| OBJECTIVE |
Each line of the material below should be reproduced exactly.

/---

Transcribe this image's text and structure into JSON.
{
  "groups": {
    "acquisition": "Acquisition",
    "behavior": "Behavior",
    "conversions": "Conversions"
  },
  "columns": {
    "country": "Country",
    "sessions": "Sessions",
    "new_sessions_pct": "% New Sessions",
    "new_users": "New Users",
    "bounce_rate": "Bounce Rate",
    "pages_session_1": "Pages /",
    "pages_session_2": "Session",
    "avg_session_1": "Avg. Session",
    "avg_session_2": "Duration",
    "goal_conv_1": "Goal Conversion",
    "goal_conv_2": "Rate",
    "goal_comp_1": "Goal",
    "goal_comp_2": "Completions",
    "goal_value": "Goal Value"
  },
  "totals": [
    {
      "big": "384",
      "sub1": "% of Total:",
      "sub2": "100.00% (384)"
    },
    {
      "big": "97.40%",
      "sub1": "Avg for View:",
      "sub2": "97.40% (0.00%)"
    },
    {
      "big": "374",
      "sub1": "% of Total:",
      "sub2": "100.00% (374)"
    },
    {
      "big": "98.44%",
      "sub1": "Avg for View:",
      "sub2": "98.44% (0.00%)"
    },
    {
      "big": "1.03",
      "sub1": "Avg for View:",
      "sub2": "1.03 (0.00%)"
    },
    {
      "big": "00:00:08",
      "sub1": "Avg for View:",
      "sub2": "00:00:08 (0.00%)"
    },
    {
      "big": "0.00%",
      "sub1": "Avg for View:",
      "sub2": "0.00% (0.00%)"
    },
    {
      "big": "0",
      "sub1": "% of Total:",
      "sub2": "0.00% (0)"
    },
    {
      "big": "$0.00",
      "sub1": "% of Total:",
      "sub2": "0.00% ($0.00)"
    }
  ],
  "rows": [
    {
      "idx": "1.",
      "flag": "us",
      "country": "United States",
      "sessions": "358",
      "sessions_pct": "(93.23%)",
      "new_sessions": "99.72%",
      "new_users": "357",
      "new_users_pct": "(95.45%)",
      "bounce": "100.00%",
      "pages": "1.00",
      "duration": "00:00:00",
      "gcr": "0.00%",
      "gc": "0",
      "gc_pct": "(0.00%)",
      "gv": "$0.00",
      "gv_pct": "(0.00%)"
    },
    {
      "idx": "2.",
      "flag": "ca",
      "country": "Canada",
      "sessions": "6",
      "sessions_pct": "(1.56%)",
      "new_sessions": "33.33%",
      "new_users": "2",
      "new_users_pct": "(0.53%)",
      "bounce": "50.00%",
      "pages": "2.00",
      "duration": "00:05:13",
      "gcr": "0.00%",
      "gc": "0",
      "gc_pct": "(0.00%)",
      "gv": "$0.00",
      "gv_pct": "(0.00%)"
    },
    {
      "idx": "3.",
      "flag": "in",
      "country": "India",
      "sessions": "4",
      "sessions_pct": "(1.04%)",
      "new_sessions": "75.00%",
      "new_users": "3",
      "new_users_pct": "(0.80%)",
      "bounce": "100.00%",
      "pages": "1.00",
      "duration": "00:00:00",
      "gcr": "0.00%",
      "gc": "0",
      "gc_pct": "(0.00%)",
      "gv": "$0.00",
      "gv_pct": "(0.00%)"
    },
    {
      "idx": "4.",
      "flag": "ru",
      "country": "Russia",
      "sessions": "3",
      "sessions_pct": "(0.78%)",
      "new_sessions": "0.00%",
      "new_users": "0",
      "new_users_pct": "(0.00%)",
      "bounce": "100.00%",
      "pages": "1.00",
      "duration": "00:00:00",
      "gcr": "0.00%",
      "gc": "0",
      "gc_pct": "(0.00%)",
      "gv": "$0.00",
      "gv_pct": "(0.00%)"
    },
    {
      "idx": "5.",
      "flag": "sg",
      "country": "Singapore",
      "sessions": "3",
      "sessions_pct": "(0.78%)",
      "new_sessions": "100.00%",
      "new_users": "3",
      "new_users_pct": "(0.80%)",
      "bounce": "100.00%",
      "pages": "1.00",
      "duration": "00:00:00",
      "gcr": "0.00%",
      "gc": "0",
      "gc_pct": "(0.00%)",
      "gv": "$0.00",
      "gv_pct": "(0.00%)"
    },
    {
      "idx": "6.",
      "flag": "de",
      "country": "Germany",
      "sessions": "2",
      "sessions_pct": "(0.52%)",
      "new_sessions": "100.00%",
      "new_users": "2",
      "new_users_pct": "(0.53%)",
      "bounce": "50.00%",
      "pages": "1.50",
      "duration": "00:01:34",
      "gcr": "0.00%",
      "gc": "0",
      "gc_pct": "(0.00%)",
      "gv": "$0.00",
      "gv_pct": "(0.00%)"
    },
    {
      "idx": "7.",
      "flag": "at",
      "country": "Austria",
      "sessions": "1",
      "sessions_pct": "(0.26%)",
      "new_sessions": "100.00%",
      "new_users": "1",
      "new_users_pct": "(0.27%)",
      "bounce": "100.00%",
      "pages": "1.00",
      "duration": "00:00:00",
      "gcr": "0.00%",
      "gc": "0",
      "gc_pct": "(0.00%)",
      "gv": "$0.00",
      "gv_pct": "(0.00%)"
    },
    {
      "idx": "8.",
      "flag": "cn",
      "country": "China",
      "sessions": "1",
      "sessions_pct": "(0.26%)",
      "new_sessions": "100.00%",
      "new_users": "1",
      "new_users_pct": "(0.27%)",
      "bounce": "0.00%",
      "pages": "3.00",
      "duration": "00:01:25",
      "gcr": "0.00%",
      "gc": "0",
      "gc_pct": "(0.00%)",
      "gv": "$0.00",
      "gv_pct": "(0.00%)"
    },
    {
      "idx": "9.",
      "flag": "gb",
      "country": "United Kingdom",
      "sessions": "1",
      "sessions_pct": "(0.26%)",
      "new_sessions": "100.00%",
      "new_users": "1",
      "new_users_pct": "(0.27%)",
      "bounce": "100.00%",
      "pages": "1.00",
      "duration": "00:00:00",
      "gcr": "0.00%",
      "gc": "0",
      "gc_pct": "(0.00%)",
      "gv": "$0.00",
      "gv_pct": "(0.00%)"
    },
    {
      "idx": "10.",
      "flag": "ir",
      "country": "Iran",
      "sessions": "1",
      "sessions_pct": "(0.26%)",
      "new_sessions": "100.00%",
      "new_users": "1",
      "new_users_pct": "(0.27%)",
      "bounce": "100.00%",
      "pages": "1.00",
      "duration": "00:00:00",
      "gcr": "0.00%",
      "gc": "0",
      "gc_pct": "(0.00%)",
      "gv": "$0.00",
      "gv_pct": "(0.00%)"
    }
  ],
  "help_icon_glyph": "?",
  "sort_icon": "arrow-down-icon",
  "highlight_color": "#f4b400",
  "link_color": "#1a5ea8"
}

\---

| WRITTEN ANSWER |
Transcribe this image's text and structure into JSON.
{
  "groups": {
    "acquisition": "Acquisition",
    "behavior": "Behavior",
    "conversions": "Conversions"
  },
  "columns": {
    "country": "Country",
    "sessions": "Sessions",
    "new_sessions_pct": "% New Sessions",
    "new_users": "New Users",
    "bounce_rate": "Bounce Rate",
    "pages_session_1": "Pages /",
    "pages_session_2": "Session",
    "avg_session_1": "Avg. Session",
    "avg_session_2": "Duration",
    "goal_conv_1": "Goal Conversion",
    "goal_conv_2": "Rate",
    "goal_comp_1": "Goal",
    "goal_comp_2": "Completions",
    "goal_value": "Goal Value"
  },
  "totals": [
    {
      "big": "384",
      "sub1": "% of Total:",
      "sub2": "100.00% (384)"
    },
    {
      "big": "97.40%",
      "sub1": "Avg for View:",
      "sub2": "97.40% (0.00%)"
    },
    {
      "big": "374",
      "sub1": "% of Total:",
      "sub2": "100.00% (374)"
    },
    {
      "big": "98.44%",
      "sub1": "Avg for View:",
      "sub2": "98.44% (0.00%)"
    },
    {
      "big": "1.03",
      "sub1": "Avg for View:",
      "sub2": "1.03 (0.00%)"
    },
    {
      "big": "00:00:08",
      "sub1": "Avg for View:",
      "sub2": "00:00:08 (0.00%)"
    },
    {
      "big": "0.00%",
      "sub1": "Avg for View:",
      "sub2": "0.00% (0.00%)"
    },
    {
      "big": "0",
      "sub1": "% of Total:",
      "sub2": "0.00% (0)"
    },
    {
      "big": "$0.00",
      "sub1": "% of Total:",
      "sub2": "0.00% ($0.00)"
    }
  ],
  "rows": [
    {
      "idx": "1.",
      "flag": "us",
      "country": "United States",
      "sessions": "358",
      "sessions_pct": "(93.23%)",
      "new_sessions": "99.72%",
      "new_users": "357",
      "new_users_pct": "(95.45%)",
      "bounce": "100.00%",
      "pages": "1.00",
      "duration": "00:00:00",
      "gcr": "0.00%",
      "gc": "0",
      "gc_pct": "(0.00%)",
      "gv": "$0.00",
      "gv_pct": "(0.00%)"
    },
    {
      "idx": "2.",
      "flag": "ca",
      "country": "Canada",
      "sessions": "6",
      "sessions_pct": "(1.56%)",
      "new_sessions": "33.33%",
      "new_users": "2",
      "new_users_pct": "(0.53%)",
      "bounce": "50.00%",
      "pages": "2.00",
      "duration": "00:05:13",
      "gcr": "0.00%",
      "gc": "0",
      "gc_pct": "(0.00%)",
      "gv": "$0.00",
      "gv_pct": "(0.00%)"
    },
    {
      "idx": "3.",
      "flag": "in",
      "country": "India",
      "sessions": "4",
      "sessions_pct": "(1.04%)",
      "new_sessions": "75.00%",
      "new_users": "3",
      "new_users_pct": "(0.80%)",
      "bounce": "100.00%",
      "pages": "1.00",
      "duration": "00:00:00",
      "gcr": "0.00%",
      "gc": "0",
      "gc_pct": "(0.00%)",
      "gv": "$0.00",
      "gv_pct": "(0.00%)"
    },
    {
      "idx": "4.",
      "flag": "ru",
      "country": "Russia",
      "sessions": "3",
      "sessions_pct": "(0.78%)",
      "new_sessions": "0.00%",
      "new_users": "0",
      "new_users_pct": "(0.00%)",
      "bounce": "100.00%",
      "pages": "1.00",
      "duration": "00:00:00",
      "gcr": "0.00%",
      "gc": "0",
      "gc_pct": "(0.00%)",
      "gv": "$0.00",
      "gv_pct": "(0.00%)"
    },
    {
      "idx": "5.",
      "flag": "sg",
      "country": "Singapore",
      "sessions": "3",
      "sessions_pct": "(0.78%)",
      "new_sessions": "100.00%",
      "new_users": "3",
      "new_users_pct": "(0.80%)",
      "bounce": "100.00%",
      "pages": "1.00",
      "duration": "00:00:00",
      "gcr": "0.00%",
      "gc": "0",
      "gc_pct": "(0.00%)",
      "gv": "$0.00",
      "gv_pct": "(0.00%)"
    },
    {
      "idx": "6.",
      "flag": "de",
      "country": "Germany",
      "sessions": "2",
      "sessions_pct": "(0.52%)",
      "new_sessions": "100.00%",
      "new_users": "2",
      "new_users_pct": "(0.53%)",
      "bounce": "50.00%",
      "pages": "1.50",
      "duration": "00:01:34",
      "gcr": "0.00%",
      "gc": "0",
      "gc_pct": "(0.00%)",
      "gv": "$0.00",
      "gv_pct": "(0.00%)"
    },
    {
      "idx": "7.",
      "flag": "at",
      "country": "Austria",
      "sessions": "1",
      "sessions_pct": "(0.26%)",
      "new_sessions": "100.00%",
      "new_users": "1",
      "new_users_pct": "(0.27%)",
      "bounce": "100.00%",
      "pages": "1.00",
      "duration": "00:00:00",
      "gcr": "0.00%",
      "gc": "0",
      "gc_pct": "(0.00%)",
      "gv": "$0.00",
      "gv_pct": "(0.00%)"
    },
    {
      "idx": "8.",
      "flag": "cn",
      "country": "China",
      "sessions": "1",
      "sessions_pct": "(0.26%)",
      "new_sessions": "100.00%",
      "new_users": "1",
      "new_users_pct": "(0.27%)",
      "bounce": "0.00%",
      "pages": "3.00",
      "duration": "00:01:25",
      "gcr": "0.00%",
      "gc": "0",
      "gc_pct": "(0.00%)",
      "gv": "$0.00",
      "gv_pct": "(0.00%)"
    },
    {
      "idx": "9.",
      "flag": "gb",
      "country": "United Kingdom",
      "sessions": "1",
      "sessions_pct": "(0.26%)",
      "new_sessions": "100.00%",
      "new_users": "1",
      "new_users_pct": "(0.27%)",
      "bounce": "100.00%",
      "pages": "1.00",
      "duration": "00:00:00",
      "gcr": "0.00%",
      "gc": "0",
      "gc_pct": "(0.00%)",
      "gv": "$0.00",
      "gv_pct": "(0.00%)"
    },
    {
      "idx": "10.",
      "flag": "ir",
      "country": "Iran",
      "sessions": "1",
      "sessions_pct": "(0.26%)",
      "new_sessions": "100.00%",
      "new_users": "1",
      "new_users_pct": "(0.27%)",
      "bounce": "100.00%",
      "pages": "1.00",
      "duration": "00:00:00",
      "gcr": "0.00%",
      "gc": "0",
      "gc_pct": "(0.00%)",
      "gv": "$0.00",
      "gv_pct": "(0.00%)"
    }
  ],
  "help_icon_glyph": "?",
  "sort_icon": "arrow-down-icon",
  "highlight_color": "#f4b400",
  "link_color": "#1a5ea8"
}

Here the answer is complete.